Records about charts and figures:
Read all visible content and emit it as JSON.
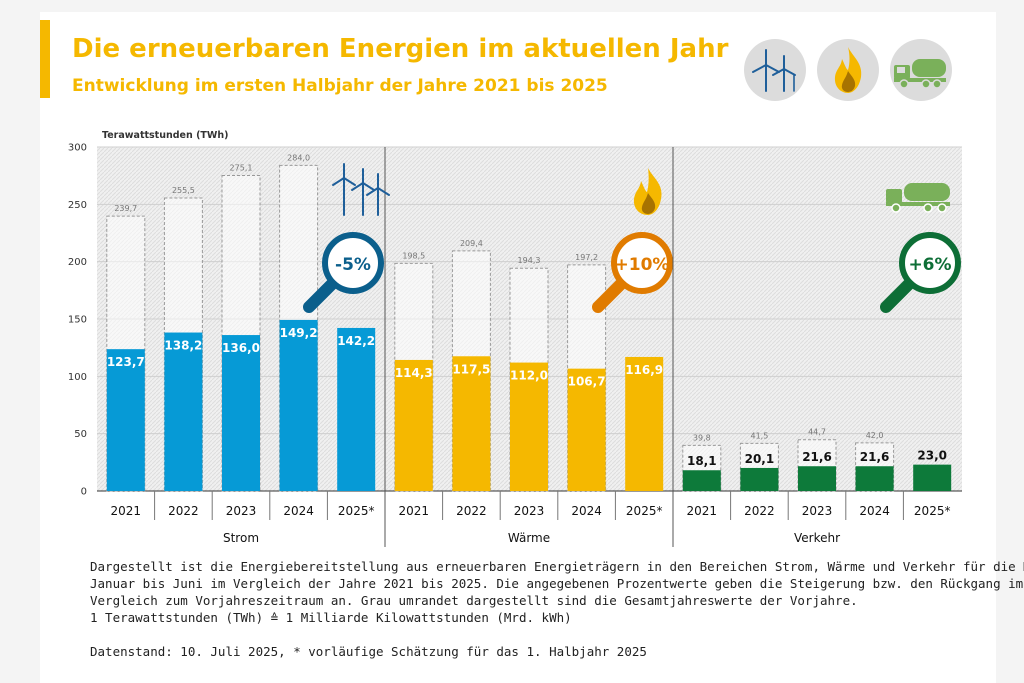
{
  "header": {
    "title": "Die erneuerbaren Energien im aktuellen Jahr",
    "subtitle": "Entwicklung im ersten Halbjahr der Jahre 2021 bis 2025",
    "icons": [
      "wind-turbine-icon",
      "flame-icon",
      "tanker-truck-icon"
    ]
  },
  "colors": {
    "title": "#f5b800",
    "strom": "#069ad6",
    "waerme": "#f5b800",
    "verkehr": "#0d7a3a",
    "badge_strom": "#0b5f8c",
    "badge_waerme": "#e07b00",
    "badge_verkehr": "#0d6e36"
  },
  "chart_data": {
    "type": "bar",
    "ylabel": "Terawattstunden (TWh)",
    "ylim": [
      0,
      300
    ],
    "yticks": [
      "0",
      "50",
      "100",
      "150",
      "200",
      "250",
      "300"
    ],
    "grid": true,
    "groups": [
      {
        "name": "Strom",
        "color": "#069ad6",
        "badge": "-5%",
        "icon": "wind-turbine-icon",
        "categories": [
          "2021",
          "2022",
          "2023",
          "2024",
          "2025*"
        ],
        "first_half": [
          123.7,
          138.2,
          136.0,
          149.2,
          142.2
        ],
        "first_half_labels": [
          "123,7",
          "138,2",
          "136,0",
          "149,2",
          "142,2"
        ],
        "full_year": [
          239.7,
          255.5,
          275.1,
          284.0,
          null
        ],
        "full_year_labels": [
          "239,7",
          "255,5",
          "275,1",
          "284,0",
          ""
        ]
      },
      {
        "name": "Wärme",
        "color": "#f5b800",
        "badge": "+10%",
        "icon": "flame-icon",
        "categories": [
          "2021",
          "2022",
          "2023",
          "2024",
          "2025*"
        ],
        "first_half": [
          114.3,
          117.5,
          112.0,
          106.7,
          116.9
        ],
        "first_half_labels": [
          "114,3",
          "117,5",
          "112,0",
          "106,7",
          "116,9"
        ],
        "full_year": [
          198.5,
          209.4,
          194.3,
          197.2,
          null
        ],
        "full_year_labels": [
          "198,5",
          "209,4",
          "194,3",
          "197,2",
          ""
        ]
      },
      {
        "name": "Verkehr",
        "color": "#0d7a3a",
        "badge": "+6%",
        "icon": "tanker-truck-icon",
        "categories": [
          "2021",
          "2022",
          "2023",
          "2024",
          "2025*"
        ],
        "first_half": [
          18.1,
          20.1,
          21.6,
          21.6,
          23.0
        ],
        "first_half_labels": [
          "18,1",
          "20,1",
          "21,6",
          "21,6",
          "23,0"
        ],
        "full_year": [
          39.8,
          41.5,
          44.7,
          42.0,
          null
        ],
        "full_year_labels": [
          "39,8",
          "41,5",
          "44,7",
          "42,0",
          ""
        ]
      }
    ]
  },
  "footnote": {
    "line1": "Dargestellt ist die Energiebereitstellung aus erneuerbaren Energieträgern in den Bereichen Strom, Wärme und Verkehr für die Monate",
    "line2": "Januar bis Juni im Vergleich der Jahre 2021 bis 2025. Die angegebenen Prozentwerte geben die Steigerung bzw. den Rückgang im",
    "line3": "Vergleich zum Vorjahreszeitraum an. Grau umrandet dargestellt sind die Gesamtjahreswerte der Vorjahre.",
    "line4": "1 Terawattstunden (TWh) ≙ 1 Milliarde Kilowattstunden (Mrd. kWh)",
    "line5": "Datenstand: 10. Juli 2025, * vorläufige Schätzung für das 1. Halbjahr 2025"
  }
}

• **Set problem**
Quote the data exactly, leaving every image out of the copy.

• **Solution for this exercise**
Read all visible content and emit it as JSON.
{
  "header": {
    "title": "Die erneuerbaren Energien im aktuellen Jahr",
    "subtitle": "Entwicklung im ersten Halbjahr der Jahre 2021 bis 2025",
    "icons": [
      "wind-turbine-icon",
      "flame-icon",
      "tanker-truck-icon"
    ]
  },
  "colors": {
    "title": "#f5b800",
    "strom": "#069ad6",
    "waerme": "#f5b800",
    "verkehr": "#0d7a3a",
    "badge_strom": "#0b5f8c",
    "badge_waerme": "#e07b00",
    "badge_verkehr": "#0d6e36"
  },
  "chart_data": {
    "type": "bar",
    "ylabel": "Terawattstunden (TWh)",
    "ylim": [
      0,
      300
    ],
    "yticks": [
      "0",
      "50",
      "100",
      "150",
      "200",
      "250",
      "300"
    ],
    "grid": true,
    "groups": [
      {
        "name": "Strom",
        "color": "#069ad6",
        "badge": "-5%",
        "icon": "wind-turbine-icon",
        "categories": [
          "2021",
          "2022",
          "2023",
          "2024",
          "2025*"
        ],
        "first_half": [
          123.7,
          138.2,
          136.0,
          149.2,
          142.2
        ],
        "first_half_labels": [
          "123,7",
          "138,2",
          "136,0",
          "149,2",
          "142,2"
        ],
        "full_year": [
          239.7,
          255.5,
          275.1,
          284.0,
          null
        ],
        "full_year_labels": [
          "239,7",
          "255,5",
          "275,1",
          "284,0",
          ""
        ]
      },
      {
        "name": "Wärme",
        "color": "#f5b800",
        "badge": "+10%",
        "icon": "flame-icon",
        "categories": [
          "2021",
          "2022",
          "2023",
          "2024",
          "2025*"
        ],
        "first_half": [
          114.3,
          117.5,
          112.0,
          106.7,
          116.9
        ],
        "first_half_labels": [
          "114,3",
          "117,5",
          "112,0",
          "106,7",
          "116,9"
        ],
        "full_year": [
          198.5,
          209.4,
          194.3,
          197.2,
          null
        ],
        "full_year_labels": [
          "198,5",
          "209,4",
          "194,3",
          "197,2",
          ""
        ]
      },
      {
        "name": "Verkehr",
        "color": "#0d7a3a",
        "badge": "+6%",
        "icon": "tanker-truck-icon",
        "categories": [
          "2021",
          "2022",
          "2023",
          "2024",
          "2025*"
        ],
        "first_half": [
          18.1,
          20.1,
          21.6,
          21.6,
          23.0
        ],
        "first_half_labels": [
          "18,1",
          "20,1",
          "21,6",
          "21,6",
          "23,0"
        ],
        "full_year": [
          39.8,
          41.5,
          44.7,
          42.0,
          null
        ],
        "full_year_labels": [
          "39,8",
          "41,5",
          "44,7",
          "42,0",
          ""
        ]
      }
    ]
  },
  "footnote": {
    "line1": "Dargestellt ist die Energiebereitstellung aus erneuerbaren Energieträgern in den Bereichen Strom, Wärme und Verkehr für die Monate",
    "line2": "Januar bis Juni im Vergleich der Jahre 2021 bis 2025. Die angegebenen Prozentwerte geben die Steigerung bzw. den Rückgang im",
    "line3": "Vergleich zum Vorjahreszeitraum an. Grau umrandet dargestellt sind die Gesamtjahreswerte der Vorjahre.",
    "line4": "1 Terawattstunden (TWh) ≙ 1 Milliarde Kilowattstunden (Mrd. kWh)",
    "line5": "Datenstand: 10. Juli 2025, * vorläufige Schätzung für das 1. Halbjahr 2025"
  }
}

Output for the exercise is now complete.